▶ YOUR GOAL: Return the part of the Croatia road trip text between "Hvar is known" and "during the festival!", inclusive, copied word for word.

▶ TEXT PASSAGE:
- - - - - - -

Croatia from Split to Pula

September 2018

My favourite bits about Croatia were the beautiful drives perfect for a road trip, the national parks, and the awesome festival locations!

Quick Bites

Currency: HRK (Croatian Kuna)
Why to go: Ideal for road trips, natural parks, & festivals
Where to stay: Airbnbs with parking
How long to stay: 2-3 nights at each city max
Transport: Hire a car
Go with: A group of friends
Food: Very mediterranean

Why go to Croatia

The view over a cathedral by the sea
The cathedral at Šibenik

My friend and I actually decided to go to Croatia for a music festival. Pula boasts various popular festivals such as Dimensions and Ultra. We were headed to Outlook festival for a sunny dose of bass music to finish off summer. My favourite bits about Croatia were the beautiful drives perfect for a road trip, the national parks, and the awesome festival locations!

Where to visit & what to do in Croatia

We wanted to see some of the country during our trip but knew we would be knackered post festival so we flew in early to the south of the country, Split, and decided to road trip up to the festival location, Pula. The start and finish points of our trip were hugely influenced by flight prices and convenience but we saw a good bit of the country and enjoyed some beautiful drives. Below are the locations we visited and what we did in each.


Waterfalls surrounded by a green forest
The waterfalls that were visible along the path at Krka National Park

We stayed in Split for 3 nights, largely because it was the minimum stay at our Airbnb but it worked perfectly as a base from which to do day trips to Krka National Park and Hvar. Split in itself has good nightlife (full of young people from all around Europe making their way up to the festivals in Pula) and a delightful old town to roam. One of our favourite bits was a tiki bar placed in one of the old town squares that transitioned from serving smoothies to cocktails as the sun dropped. Krka National Park is roughly a 1 hour drive from Split and boasts some awesome waterfalls where you can take a dip, which feels well deserved after your walk to get there.


Hvar is known as a party island for the rich. I believe it was featured as a Made in Chelsea holiday season destination. You understand why when you arrive on a ferry from Split to a port with several yachts. The ferry trip takes around 1.5 hours one way but is pleasant. We opted to not take our car and explored the quirky streets of Hvar by foot and hiked to some more secluded beaches away from the port. The water was beautiful here and some of the hotels looked stunning, but personally I was more enthralled by the parties had during the festival!


The drive from Split to Šibenik was only around 1 hour. We found a cute pop art style flat last minute and arrived at night ready to check out the city the next day. Šibenik is an awesome place to roam around in the sun, particularly the old town streets. If you wind your way up through the old town you reach St. Michael Fortress which gives you a great view over the city.

- - - - - - -

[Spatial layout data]
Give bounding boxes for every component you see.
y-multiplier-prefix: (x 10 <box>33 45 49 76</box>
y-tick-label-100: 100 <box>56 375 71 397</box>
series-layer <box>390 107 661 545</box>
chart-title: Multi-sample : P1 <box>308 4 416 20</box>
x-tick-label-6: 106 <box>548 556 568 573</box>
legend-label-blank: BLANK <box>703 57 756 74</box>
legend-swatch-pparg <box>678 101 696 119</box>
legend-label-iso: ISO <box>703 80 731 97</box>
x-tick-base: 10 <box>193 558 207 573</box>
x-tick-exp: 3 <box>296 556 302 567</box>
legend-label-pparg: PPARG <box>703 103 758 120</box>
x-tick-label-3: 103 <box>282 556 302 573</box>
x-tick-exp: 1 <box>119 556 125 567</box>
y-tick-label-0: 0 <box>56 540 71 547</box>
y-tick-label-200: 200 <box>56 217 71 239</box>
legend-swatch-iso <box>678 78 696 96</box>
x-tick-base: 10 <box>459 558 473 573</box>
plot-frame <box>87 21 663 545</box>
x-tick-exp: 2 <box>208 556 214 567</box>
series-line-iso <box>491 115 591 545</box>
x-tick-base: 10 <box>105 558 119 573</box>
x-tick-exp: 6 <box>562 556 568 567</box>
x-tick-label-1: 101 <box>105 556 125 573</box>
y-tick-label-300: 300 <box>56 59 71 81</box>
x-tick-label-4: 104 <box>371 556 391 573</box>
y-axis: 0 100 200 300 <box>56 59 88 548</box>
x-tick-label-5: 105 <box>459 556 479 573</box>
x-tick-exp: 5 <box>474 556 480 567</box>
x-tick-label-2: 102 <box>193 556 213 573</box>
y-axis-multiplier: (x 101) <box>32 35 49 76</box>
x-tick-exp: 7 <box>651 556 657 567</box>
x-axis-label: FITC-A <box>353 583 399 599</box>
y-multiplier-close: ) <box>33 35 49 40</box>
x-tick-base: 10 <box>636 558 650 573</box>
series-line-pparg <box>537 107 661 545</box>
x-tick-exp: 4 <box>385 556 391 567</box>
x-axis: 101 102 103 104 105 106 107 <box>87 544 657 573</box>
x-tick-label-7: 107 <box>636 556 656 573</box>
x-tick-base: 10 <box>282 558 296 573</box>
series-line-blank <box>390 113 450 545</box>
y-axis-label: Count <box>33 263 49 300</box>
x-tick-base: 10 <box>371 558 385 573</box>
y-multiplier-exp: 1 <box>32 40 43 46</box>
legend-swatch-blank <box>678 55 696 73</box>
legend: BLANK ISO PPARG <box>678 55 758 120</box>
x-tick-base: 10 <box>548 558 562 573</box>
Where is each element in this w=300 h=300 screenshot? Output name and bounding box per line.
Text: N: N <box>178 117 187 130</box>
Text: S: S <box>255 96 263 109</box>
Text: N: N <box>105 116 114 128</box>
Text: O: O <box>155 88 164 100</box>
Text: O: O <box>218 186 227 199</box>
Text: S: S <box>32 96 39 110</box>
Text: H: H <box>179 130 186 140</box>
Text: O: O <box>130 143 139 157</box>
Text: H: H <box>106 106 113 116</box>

- - - - - - -

▶ OUTPUT BELOW:
Hvar is known as a party island for the rich. I believe it was featured as a Made in Chelsea holiday season destination. You understand why when you arrive on a ferry from Split to a port with several yachts. The ferry trip takes around 1.5 hours one way but is pleasant. We opted to not take our car and explored the quirky streets of Hvar by foot and hiked to some more secluded beaches away from the port. The water was beautiful here and some of the hotels looked stunning, but personally I was more enthralled by the parties had during the festival!